GIVEN PROBLEM: Check each line of the material below, and copy it if it holds the string "Years".
========================================
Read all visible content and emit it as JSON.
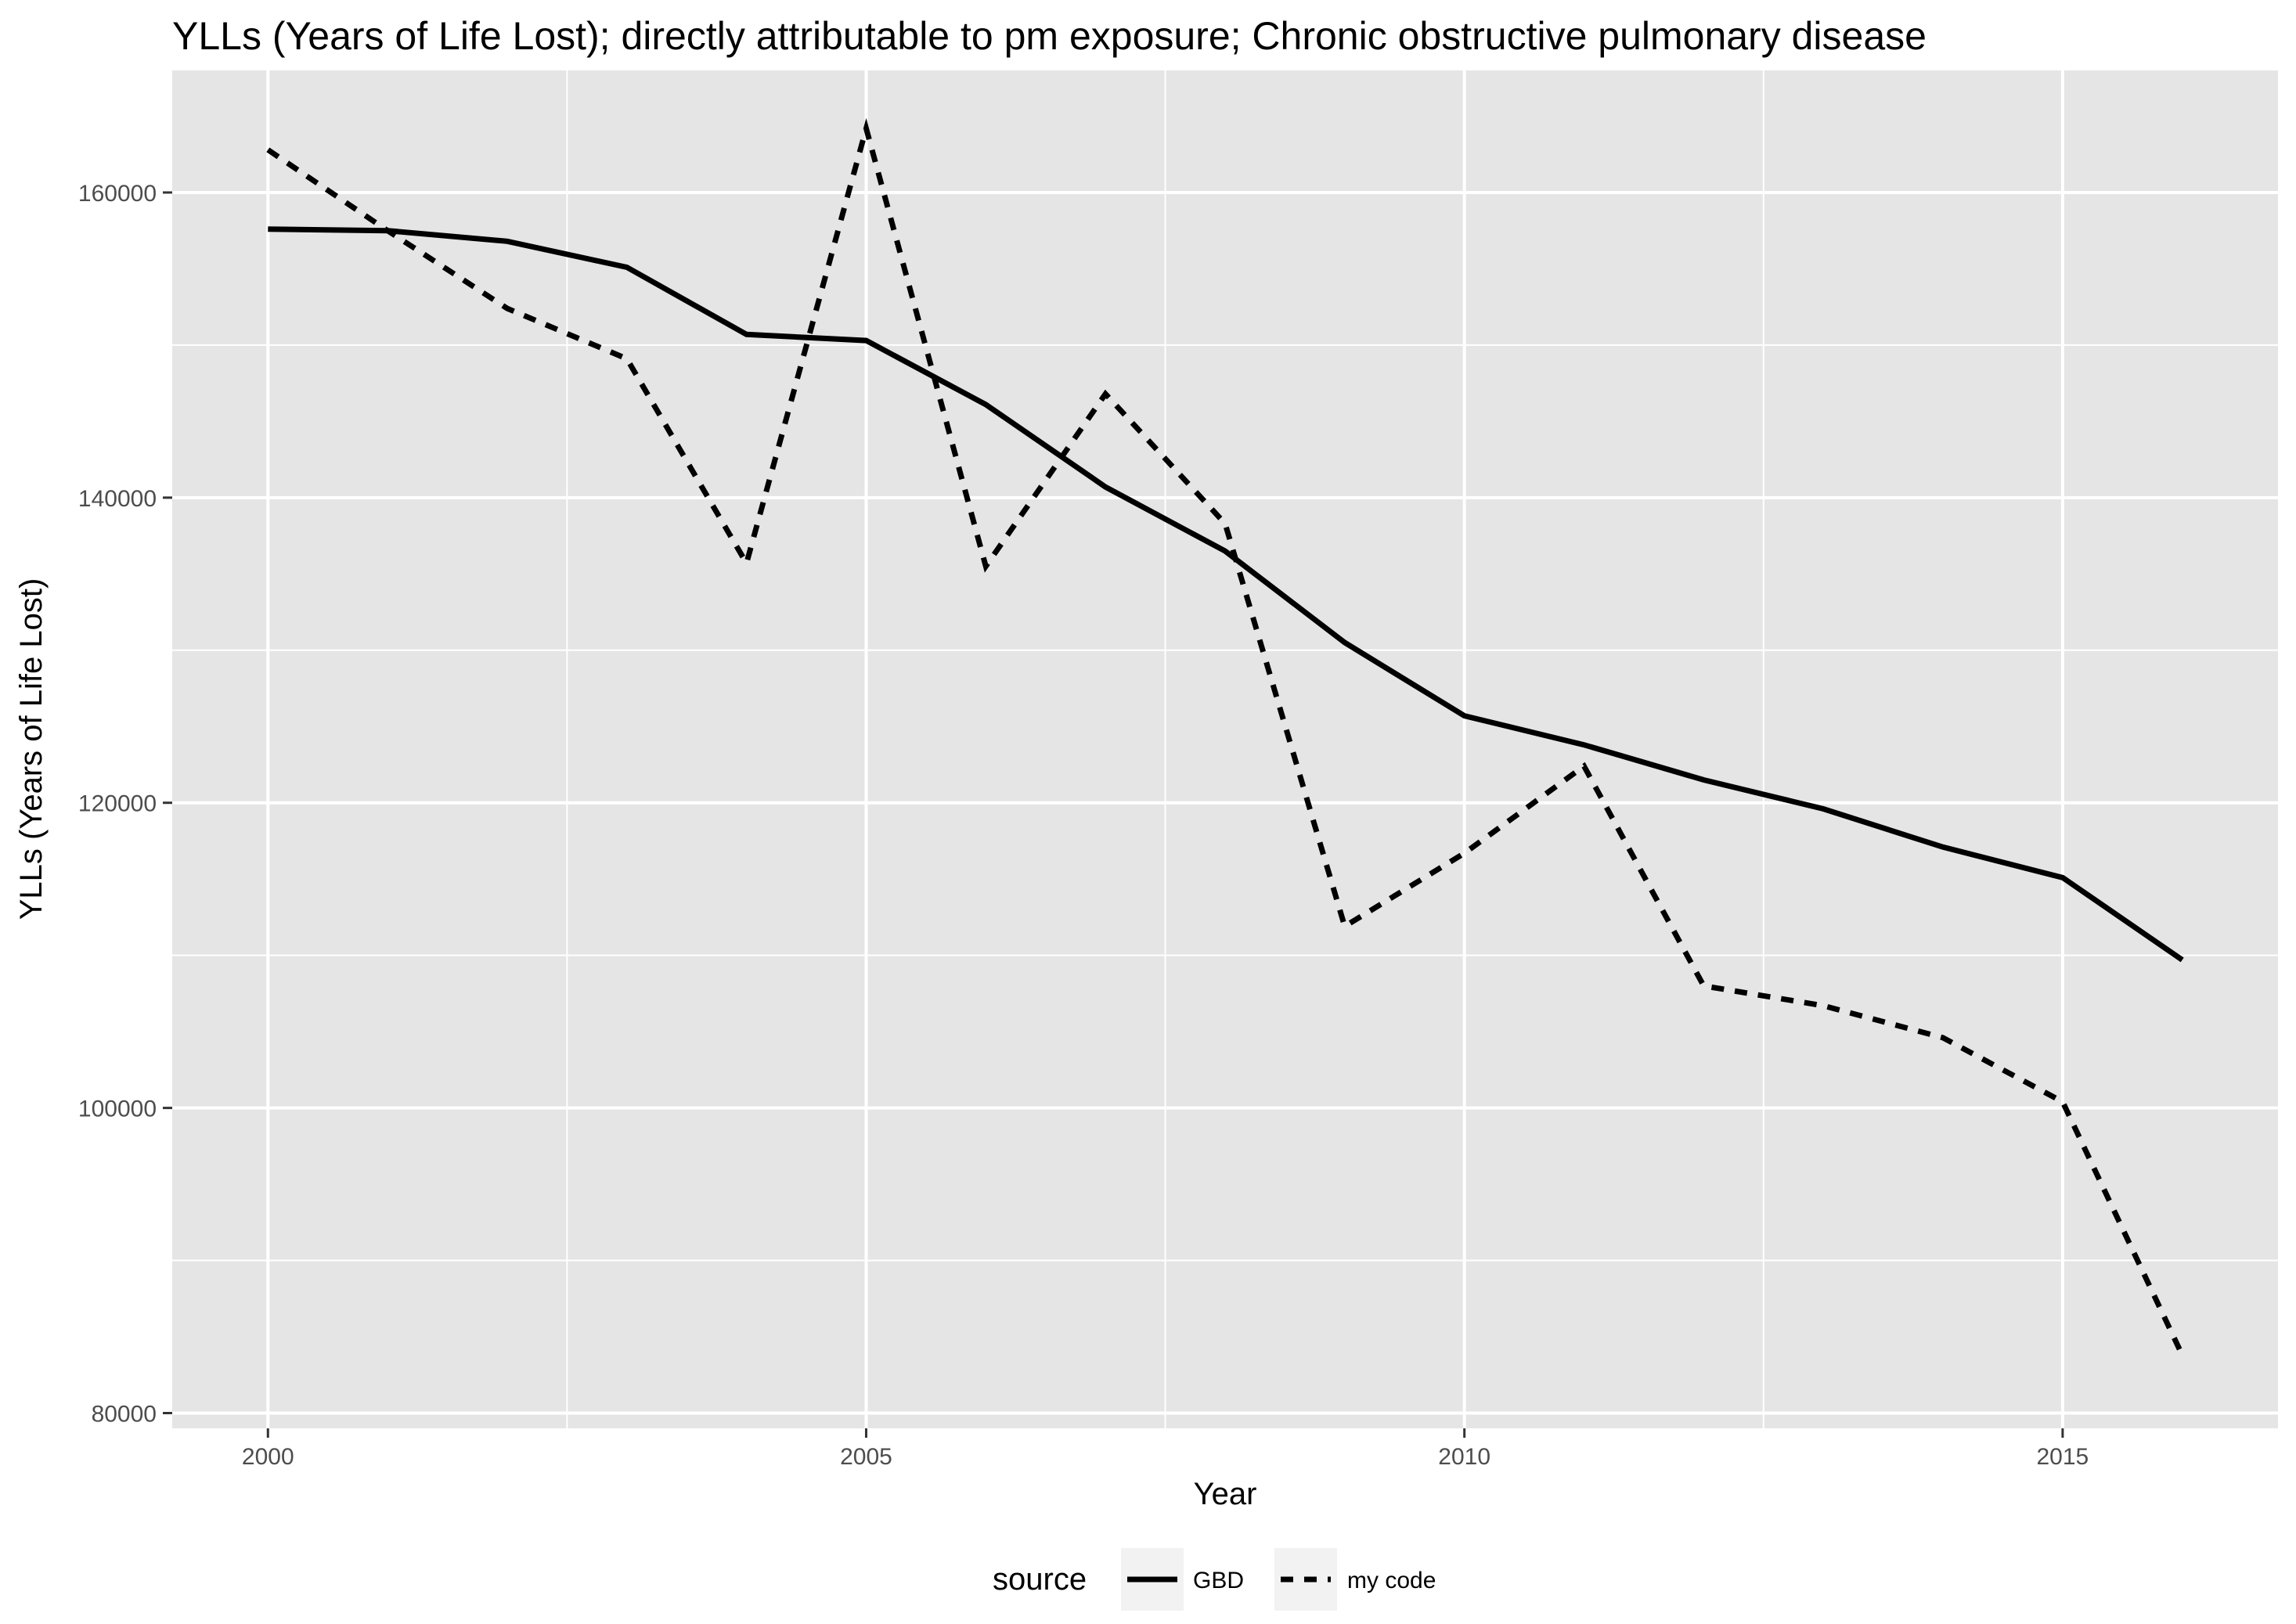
{
  "chart_data": {
    "type": "line",
    "title": "YLLs (Years of Life Lost); directly attributable to pm exposure; Chronic obstructive pulmonary disease",
    "xlabel": "Year",
    "ylabel": "YLLs (Years of Life Lost)",
    "xlim": [
      1999.2,
      2016.8
    ],
    "ylim": [
      79000,
      168000
    ],
    "x_ticks": [
      2000,
      2005,
      2010,
      2015
    ],
    "y_ticks": [
      80000,
      100000,
      120000,
      140000,
      160000
    ],
    "x_tick_labels": [
      "2000",
      "2005",
      "2010",
      "2015"
    ],
    "y_tick_labels": [
      "80000",
      "100000",
      "120000",
      "140000",
      "160000"
    ],
    "grid": true,
    "panel_background": "#e5e5e5",
    "grid_color": "#ffffff",
    "legend": {
      "title": "source",
      "position": "bottom"
    },
    "x": [
      2000,
      2001,
      2002,
      2003,
      2004,
      2005,
      2006,
      2007,
      2008,
      2009,
      2010,
      2011,
      2012,
      2013,
      2014,
      2015,
      2016
    ],
    "series": [
      {
        "name": "GBD",
        "linetype": "solid",
        "color": "#000000",
        "values": [
          157600,
          157500,
          156800,
          155100,
          150700,
          150300,
          146100,
          140700,
          136500,
          130500,
          125700,
          123800,
          121500,
          119600,
          117100,
          115100,
          109700
        ]
      },
      {
        "name": "my code",
        "linetype": "dashed",
        "color": "#000000",
        "values": [
          162800,
          157500,
          152400,
          149100,
          135700,
          164200,
          135500,
          146800,
          138300,
          111900,
          116700,
          122400,
          108000,
          106700,
          104600,
          100400,
          83800
        ]
      }
    ]
  }
}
========================================
THE RESULT:
    "title": "YLLs (Years of Life Lost); directly attributable to pm exposure; Chronic obstructive pulmonary disease",
    "ylabel": "YLLs (Years of Life Lost)",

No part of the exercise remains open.